BEGIN
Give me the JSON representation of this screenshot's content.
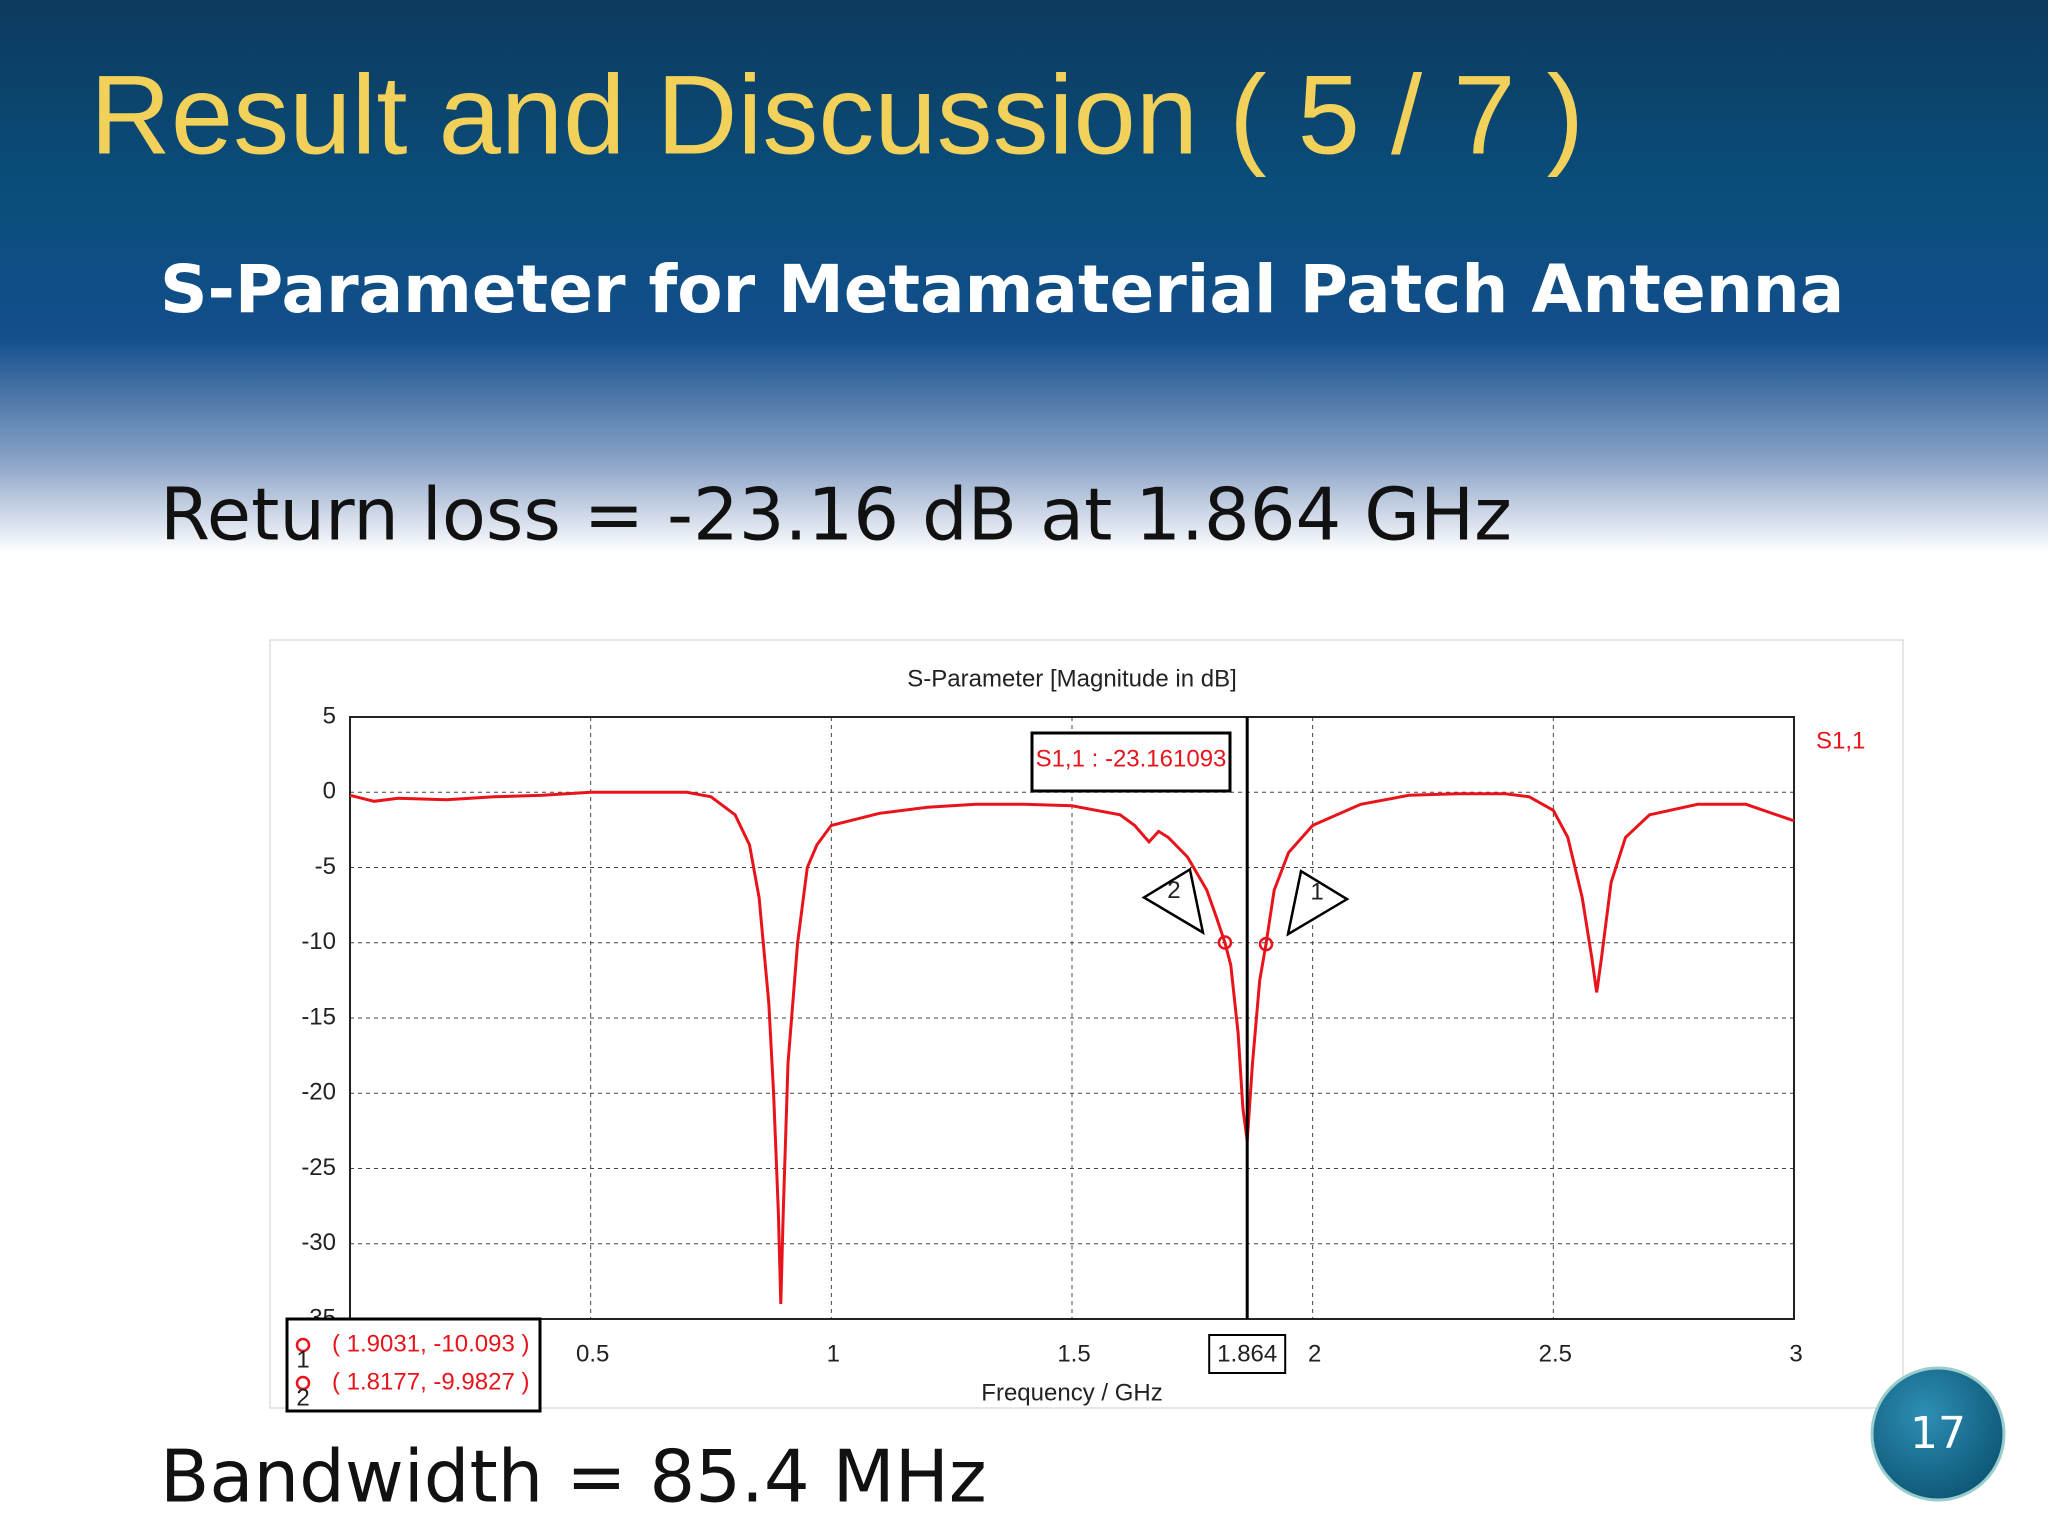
{
  "slide": {
    "title": "Result and Discussion ( 5 / 7 )",
    "subtitle": "S-Parameter for Metamaterial Patch Antenna",
    "return_loss": "Return loss = -23.16 dB at 1.864 GHz",
    "bandwidth": "Bandwidth = 85.4 MHz",
    "page_number": 17
  },
  "chart_data": {
    "type": "line",
    "title": "S-Parameter [Magnitude in dB]",
    "x_label": "Frequency / GHz",
    "x": [
      0,
      0.05,
      0.1,
      0.2,
      0.3,
      0.4,
      0.5,
      0.6,
      0.7,
      0.75,
      0.8,
      0.83,
      0.85,
      0.87,
      0.88,
      0.89,
      0.895,
      0.9,
      0.91,
      0.93,
      0.95,
      0.97,
      1.0,
      1.1,
      1.2,
      1.3,
      1.4,
      1.5,
      1.55,
      1.6,
      1.63,
      1.66,
      1.68,
      1.7,
      1.74,
      1.78,
      1.8,
      1.8177,
      1.83,
      1.845,
      1.855,
      1.864,
      1.875,
      1.89,
      1.9031,
      1.92,
      1.95,
      2.0,
      2.1,
      2.2,
      2.3,
      2.4,
      2.45,
      2.5,
      2.53,
      2.56,
      2.58,
      2.59,
      2.6,
      2.62,
      2.65,
      2.7,
      2.8,
      2.9,
      3.0
    ],
    "series": [
      {
        "name": "S1,1",
        "color": "#e8141b",
        "values": [
          -0.2,
          -0.6,
          -0.4,
          -0.5,
          -0.3,
          -0.2,
          0,
          0,
          0,
          -0.3,
          -1.5,
          -3.5,
          -7,
          -14,
          -20,
          -28,
          -34,
          -28,
          -18,
          -10,
          -5,
          -3.5,
          -2.2,
          -1.4,
          -1.0,
          -0.8,
          -0.8,
          -0.9,
          -1.2,
          -1.5,
          -2.2,
          -3.3,
          -2.6,
          -3,
          -4.3,
          -6.5,
          -8.3,
          -9.9827,
          -11.5,
          -16,
          -21,
          -23.161093,
          -18,
          -12.5,
          -10.093,
          -6.5,
          -4,
          -2.2,
          -0.8,
          -0.2,
          -0.1,
          -0.1,
          -0.3,
          -1.2,
          -3,
          -7,
          -11,
          -13.3,
          -11,
          -6,
          -3,
          -1.5,
          -0.8,
          -0.8,
          -1.9
        ]
      }
    ],
    "xlim": [
      0,
      3
    ],
    "xticks": [
      0.5,
      1,
      1.5,
      2,
      2.5,
      3
    ],
    "ylim": [
      -35,
      5
    ],
    "yticks": [
      5,
      0,
      -5,
      -10,
      -15,
      -20,
      -25,
      -30,
      -35
    ],
    "grid": true,
    "cursor": {
      "x": 1.864
    },
    "annotation": "S1,1 : -23.161093",
    "markers": [
      {
        "label": "1",
        "x": 1.9031,
        "y": -10.093,
        "text": "( 1.9031, -10.093 )"
      },
      {
        "label": "2",
        "x": 1.8177,
        "y": -9.9827,
        "text": "( 1.8177, -9.9827 )"
      }
    ]
  }
}
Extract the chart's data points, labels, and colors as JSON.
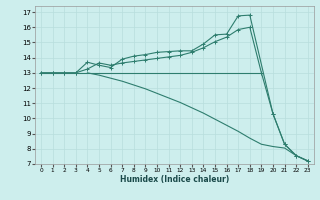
{
  "xlabel": "Humidex (Indice chaleur)",
  "bg_color": "#cdeeed",
  "grid_color": "#b8dedd",
  "line_color": "#2e7d6e",
  "xlim": [
    -0.5,
    23.5
  ],
  "ylim": [
    7,
    17.4
  ],
  "xticks": [
    0,
    1,
    2,
    3,
    4,
    5,
    6,
    7,
    8,
    9,
    10,
    11,
    12,
    13,
    14,
    15,
    16,
    17,
    18,
    19,
    20,
    21,
    22,
    23
  ],
  "yticks": [
    7,
    8,
    9,
    10,
    11,
    12,
    13,
    14,
    15,
    16,
    17
  ],
  "curve_up1_x": [
    0,
    1,
    2,
    3,
    4,
    5,
    6,
    7,
    8,
    9,
    10,
    11,
    12,
    13,
    14,
    15,
    16,
    17,
    18,
    20,
    21,
    22,
    23
  ],
  "curve_up1_y": [
    13,
    13,
    13,
    13,
    13.7,
    13.5,
    13.35,
    13.9,
    14.1,
    14.2,
    14.35,
    14.4,
    14.45,
    14.45,
    14.9,
    15.5,
    15.55,
    16.75,
    16.8,
    10.3,
    8.3,
    7.55,
    7.2
  ],
  "curve_up2_x": [
    0,
    1,
    2,
    3,
    4,
    5,
    6,
    7,
    8,
    9,
    10,
    11,
    12,
    13,
    14,
    15,
    16,
    17,
    18,
    19,
    20,
    21,
    22,
    23
  ],
  "curve_up2_y": [
    13,
    13,
    13,
    13,
    13.25,
    13.65,
    13.5,
    13.65,
    13.75,
    13.85,
    13.95,
    14.05,
    14.15,
    14.35,
    14.65,
    15.05,
    15.35,
    15.85,
    16.0,
    13,
    10.3,
    8.3,
    7.55,
    7.2
  ],
  "curve_flat_x": [
    0,
    1,
    2,
    3,
    4,
    5,
    6,
    7,
    8,
    9,
    10,
    11,
    12,
    13,
    14,
    15,
    16,
    17,
    18,
    19
  ],
  "curve_flat_y": [
    13,
    13,
    13,
    13,
    13,
    13,
    13,
    13,
    13,
    13,
    13,
    13,
    13,
    13,
    13,
    13,
    13,
    13,
    13,
    13
  ],
  "curve_down_x": [
    4,
    5,
    6,
    7,
    8,
    9,
    10,
    11,
    12,
    13,
    14,
    15,
    16,
    17,
    18,
    19,
    20,
    21,
    22,
    23
  ],
  "curve_down_y": [
    13,
    12.85,
    12.65,
    12.45,
    12.2,
    11.95,
    11.65,
    11.35,
    11.05,
    10.7,
    10.35,
    9.95,
    9.55,
    9.15,
    8.7,
    8.3,
    8.15,
    8.05,
    7.55,
    7.2
  ]
}
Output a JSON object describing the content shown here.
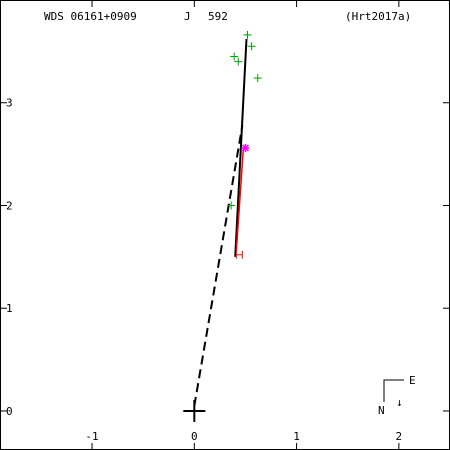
END
Go through the data above and transcribe it in full, omitting any image.

_OUTPUT OF THE TASK_.
Give me the JSON representation of this screenshot's content.
{
  "slide": {
    "title": "Result and Discussion ( 5 / 7 )",
    "subtitle": "S-Parameter for Metamaterial Patch Antenna",
    "return_loss": "Return loss = -23.16 dB at 1.864 GHz",
    "bandwidth": "Bandwidth = 85.4 MHz",
    "page_number": 17
  },
  "chart_data": {
    "type": "line",
    "title": "S-Parameter [Magnitude in dB]",
    "x_label": "Frequency / GHz",
    "x": [
      0,
      0.05,
      0.1,
      0.2,
      0.3,
      0.4,
      0.5,
      0.6,
      0.7,
      0.75,
      0.8,
      0.83,
      0.85,
      0.87,
      0.88,
      0.89,
      0.895,
      0.9,
      0.91,
      0.93,
      0.95,
      0.97,
      1.0,
      1.1,
      1.2,
      1.3,
      1.4,
      1.5,
      1.55,
      1.6,
      1.63,
      1.66,
      1.68,
      1.7,
      1.74,
      1.78,
      1.8,
      1.8177,
      1.83,
      1.845,
      1.855,
      1.864,
      1.875,
      1.89,
      1.9031,
      1.92,
      1.95,
      2.0,
      2.1,
      2.2,
      2.3,
      2.4,
      2.45,
      2.5,
      2.53,
      2.56,
      2.58,
      2.59,
      2.6,
      2.62,
      2.65,
      2.7,
      2.8,
      2.9,
      3.0
    ],
    "series": [
      {
        "name": "S1,1",
        "color": "#e8141b",
        "values": [
          -0.2,
          -0.6,
          -0.4,
          -0.5,
          -0.3,
          -0.2,
          0,
          0,
          0,
          -0.3,
          -1.5,
          -3.5,
          -7,
          -14,
          -20,
          -28,
          -34,
          -28,
          -18,
          -10,
          -5,
          -3.5,
          -2.2,
          -1.4,
          -1.0,
          -0.8,
          -0.8,
          -0.9,
          -1.2,
          -1.5,
          -2.2,
          -3.3,
          -2.6,
          -3,
          -4.3,
          -6.5,
          -8.3,
          -9.9827,
          -11.5,
          -16,
          -21,
          -23.161093,
          -18,
          -12.5,
          -10.093,
          -6.5,
          -4,
          -2.2,
          -0.8,
          -0.2,
          -0.1,
          -0.1,
          -0.3,
          -1.2,
          -3,
          -7,
          -11,
          -13.3,
          -11,
          -6,
          -3,
          -1.5,
          -0.8,
          -0.8,
          -1.9
        ]
      }
    ],
    "xlim": [
      0,
      3
    ],
    "xticks": [
      0.5,
      1,
      1.5,
      2,
      2.5,
      3
    ],
    "ylim": [
      -35,
      5
    ],
    "yticks": [
      5,
      0,
      -5,
      -10,
      -15,
      -20,
      -25,
      -30,
      -35
    ],
    "grid": true,
    "cursor": {
      "x": 1.864
    },
    "annotation": "S1,1 : -23.161093",
    "markers": [
      {
        "label": "1",
        "x": 1.9031,
        "y": -10.093,
        "text": "( 1.9031, -10.093 )"
      },
      {
        "label": "2",
        "x": 1.8177,
        "y": -9.9827,
        "text": "( 1.8177, -9.9827 )"
      }
    ]
  }
}
Extract the chart's data points, labels, and colors as JSON.
{
  "xlabel": "Humidex (Indice chaleur)",
  "bg_color": "#cdeeed",
  "grid_color": "#b8dedd",
  "line_color": "#2e7d6e",
  "xlim": [
    -0.5,
    23.5
  ],
  "ylim": [
    7,
    17.4
  ],
  "xticks": [
    0,
    1,
    2,
    3,
    4,
    5,
    6,
    7,
    8,
    9,
    10,
    11,
    12,
    13,
    14,
    15,
    16,
    17,
    18,
    19,
    20,
    21,
    22,
    23
  ],
  "yticks": [
    7,
    8,
    9,
    10,
    11,
    12,
    13,
    14,
    15,
    16,
    17
  ],
  "curve_up1_x": [
    0,
    1,
    2,
    3,
    4,
    5,
    6,
    7,
    8,
    9,
    10,
    11,
    12,
    13,
    14,
    15,
    16,
    17,
    18,
    20,
    21,
    22,
    23
  ],
  "curve_up1_y": [
    13,
    13,
    13,
    13,
    13.7,
    13.5,
    13.35,
    13.9,
    14.1,
    14.2,
    14.35,
    14.4,
    14.45,
    14.45,
    14.9,
    15.5,
    15.55,
    16.75,
    16.8,
    10.3,
    8.3,
    7.55,
    7.2
  ],
  "curve_up2_x": [
    0,
    1,
    2,
    3,
    4,
    5,
    6,
    7,
    8,
    9,
    10,
    11,
    12,
    13,
    14,
    15,
    16,
    17,
    18,
    19,
    20,
    21,
    22,
    23
  ],
  "curve_up2_y": [
    13,
    13,
    13,
    13,
    13.25,
    13.65,
    13.5,
    13.65,
    13.75,
    13.85,
    13.95,
    14.05,
    14.15,
    14.35,
    14.65,
    15.05,
    15.35,
    15.85,
    16.0,
    13,
    10.3,
    8.3,
    7.55,
    7.2
  ],
  "curve_flat_x": [
    0,
    1,
    2,
    3,
    4,
    5,
    6,
    7,
    8,
    9,
    10,
    11,
    12,
    13,
    14,
    15,
    16,
    17,
    18,
    19
  ],
  "curve_flat_y": [
    13,
    13,
    13,
    13,
    13,
    13,
    13,
    13,
    13,
    13,
    13,
    13,
    13,
    13,
    13,
    13,
    13,
    13,
    13,
    13
  ],
  "curve_down_x": [
    4,
    5,
    6,
    7,
    8,
    9,
    10,
    11,
    12,
    13,
    14,
    15,
    16,
    17,
    18,
    19,
    20,
    21,
    22,
    23
  ],
  "curve_down_y": [
    13,
    12.85,
    12.65,
    12.45,
    12.2,
    11.95,
    11.65,
    11.35,
    11.05,
    10.7,
    10.35,
    9.95,
    9.55,
    9.15,
    8.7,
    8.3,
    8.15,
    8.05,
    7.55,
    7.2
  ]
}
Output a JSON object describing the content shown here.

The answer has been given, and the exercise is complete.